*** Stored data ***

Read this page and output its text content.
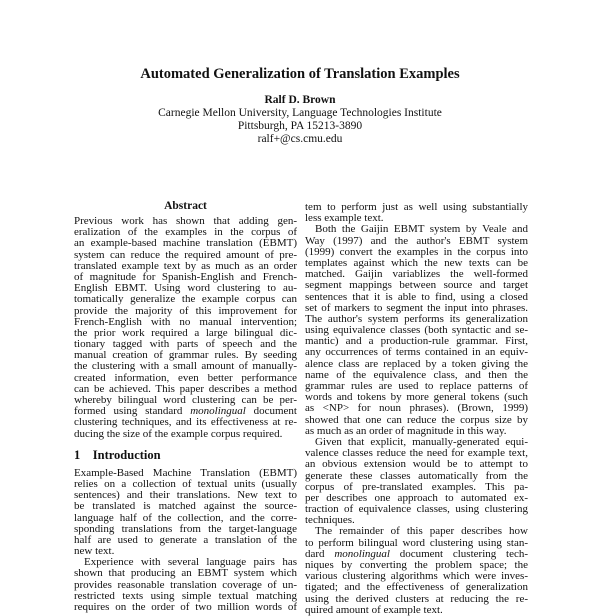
Automated Generalization of Translation Examples
Ralf D. Brown
Carnegie Mellon University, Language Technologies Institute
Pittsburgh, PA 15213-3890
ralf+@cs.cmu.edu
Abstract
Previous work has shown that adding gen-
eralization of the examples in the corpus of
an example-based machine translation (EBMT)
system can reduce the required amount of pre-
translated example text by as much as an order
of magnitude for Spanish-English and French-
English EBMT. Using word clustering to au-
tomatically generalize the example corpus can
provide the majority of this improvement for
French-English with no manual intervention;
the prior work required a large bilingual dic-
tionary tagged with parts of speech and the
manual creation of grammar rules. By seeding
the clustering with a small amount of manually-
created information, even better performance
can be achieved. This paper describes a method
whereby bilingual word clustering can be per-
formed using standard monolingual document
clustering techniques, and its effectiveness at re-
ducing the size of the example corpus required.
1    Introduction
Example-Based Machine Translation (EBMT)
relies on a collection of textual units (usually
sentences) and their translations. New text to
be translated is matched against the source-
language half of the collection, and the corre-
sponding translations from the target-language
half are used to generate a translation of the
new text.
Experience with several language pairs has
shown that producing an EBMT system which
provides reasonable translation coverage of un-
restricted texts using simple textual matching
requires on the order of two million words of
tem to perform just as well using substantially
less example text.
Both the Gaijin EBMT system by Veale and
Way (1997) and the author's EBMT system
(1999) convert the examples in the corpus into
templates against which the new texts can be
matched. Gaijin variablizes the well-formed
segment mappings between source and target
sentences that it is able to find, using a closed
set of markers to segment the input into phrases.
The author's system performs its generalization
using equivalence classes (both syntactic and se-
mantic) and a production-rule grammar. First,
any occurrences of terms contained in an equiv-
alence class are replaced by a token giving the
name of the equivalence class, and then the
grammar rules are used to replace patterns of
words and tokens by more general tokens (such
as <NP> for noun phrases). (Brown, 1999)
showed that one can reduce the corpus size by
as much as an order of magnitude in this way.
Given that explicit, manually-generated equi-
valence classes reduce the need for example text,
an obvious extension would be to attempt to
generate these classes automatically from the
corpus of pre-translated examples. This pa-
per describes one approach to automated ex-
traction of equivalence classes, using clustering
techniques.
The remainder of this paper describes how
to perform bilingual word clustering using stan-
dard monolingual document clustering tech-
niques by converting the problem space; the
various clustering algorithms which were inves-
tigated; and the effectiveness of generalization
using the derived clusters at reducing the re-
quired amount of example text.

***

__Requirements__
Copy, from the material above, each line in which the string "size" occurs.

__Final result__
ducing the size of the example corpus required.
showed that one can reduce the corpus size by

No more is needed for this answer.